PROVIDED MATERIAL:
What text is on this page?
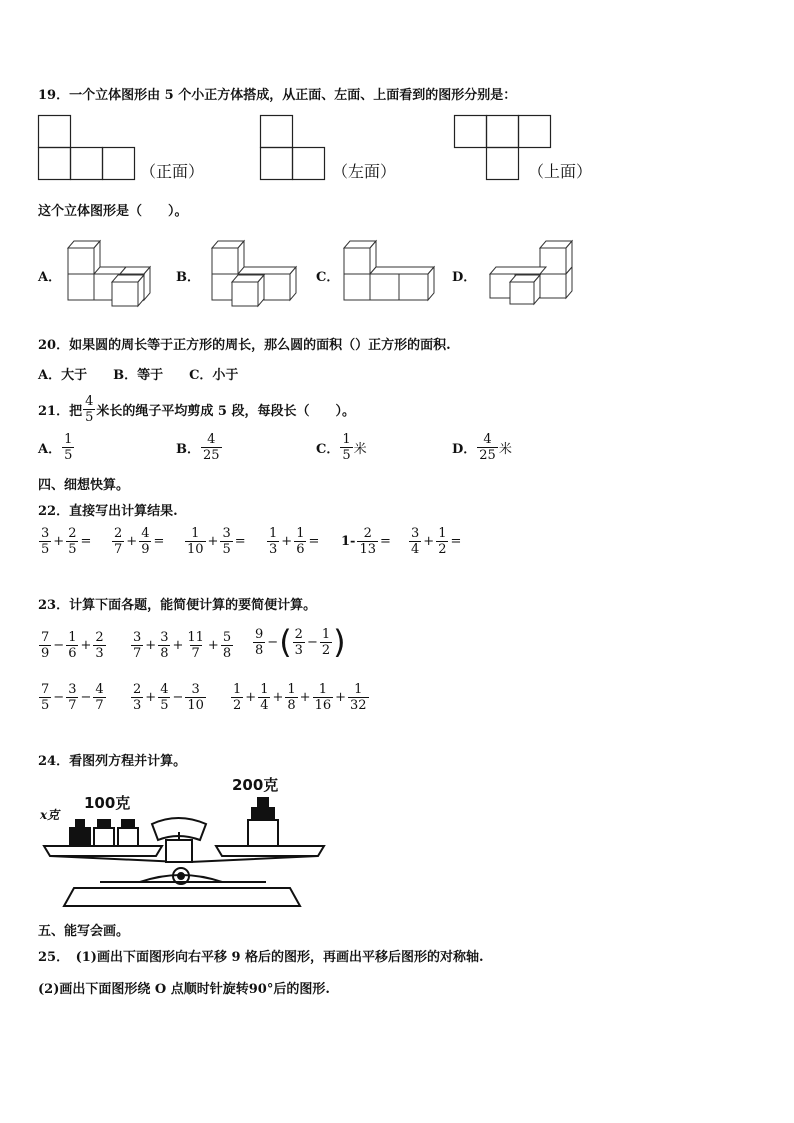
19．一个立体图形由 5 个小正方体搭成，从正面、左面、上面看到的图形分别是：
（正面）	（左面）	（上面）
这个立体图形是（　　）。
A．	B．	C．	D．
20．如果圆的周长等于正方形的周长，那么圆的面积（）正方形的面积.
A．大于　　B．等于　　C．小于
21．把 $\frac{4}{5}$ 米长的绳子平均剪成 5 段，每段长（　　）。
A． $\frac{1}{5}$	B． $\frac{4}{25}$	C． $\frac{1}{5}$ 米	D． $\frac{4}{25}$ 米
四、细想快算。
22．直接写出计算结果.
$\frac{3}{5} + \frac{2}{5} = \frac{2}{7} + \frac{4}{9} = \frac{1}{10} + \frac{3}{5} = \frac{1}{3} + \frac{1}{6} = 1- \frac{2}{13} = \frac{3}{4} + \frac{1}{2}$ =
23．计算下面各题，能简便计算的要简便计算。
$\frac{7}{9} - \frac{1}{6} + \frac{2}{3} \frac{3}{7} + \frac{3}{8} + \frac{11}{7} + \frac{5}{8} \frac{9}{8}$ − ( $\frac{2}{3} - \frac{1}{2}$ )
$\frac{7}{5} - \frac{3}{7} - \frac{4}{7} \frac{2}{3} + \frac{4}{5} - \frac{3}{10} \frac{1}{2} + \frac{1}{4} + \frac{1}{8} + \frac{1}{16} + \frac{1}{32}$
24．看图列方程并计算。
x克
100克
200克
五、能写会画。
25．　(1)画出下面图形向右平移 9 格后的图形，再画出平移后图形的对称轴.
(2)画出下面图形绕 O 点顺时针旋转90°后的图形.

PROBLEM REQUIREMENTS: Extract every line of the records above that contains the word "frac".

SOLUTION TO THIS PROBLEM:
21．把 $\frac{4}{5}$ 米长的绳子平均剪成 5 段，每段长（　　）。
A． $\frac{1}{5}$	B． $\frac{4}{25}$	C． $\frac{1}{5}$ 米	D． $\frac{4}{25}$ 米
$\frac{3}{5} + \frac{2}{5} = \frac{2}{7} + \frac{4}{9} = \frac{1}{10} + \frac{3}{5} = \frac{1}{3} + \frac{1}{6} = 1- \frac{2}{13} = \frac{3}{4} + \frac{1}{2}$ =
$\frac{7}{9} - \frac{1}{6} + \frac{2}{3} \frac{3}{7} + \frac{3}{8} + \frac{11}{7} + \frac{5}{8} \frac{9}{8}$ − ( $\frac{2}{3} - \frac{1}{2}$ )
$\frac{7}{5} - \frac{3}{7} - \frac{4}{7} \frac{2}{3} + \frac{4}{5} - \frac{3}{10} \frac{1}{2} + \frac{1}{4} + \frac{1}{8} + \frac{1}{16} + \frac{1}{32}$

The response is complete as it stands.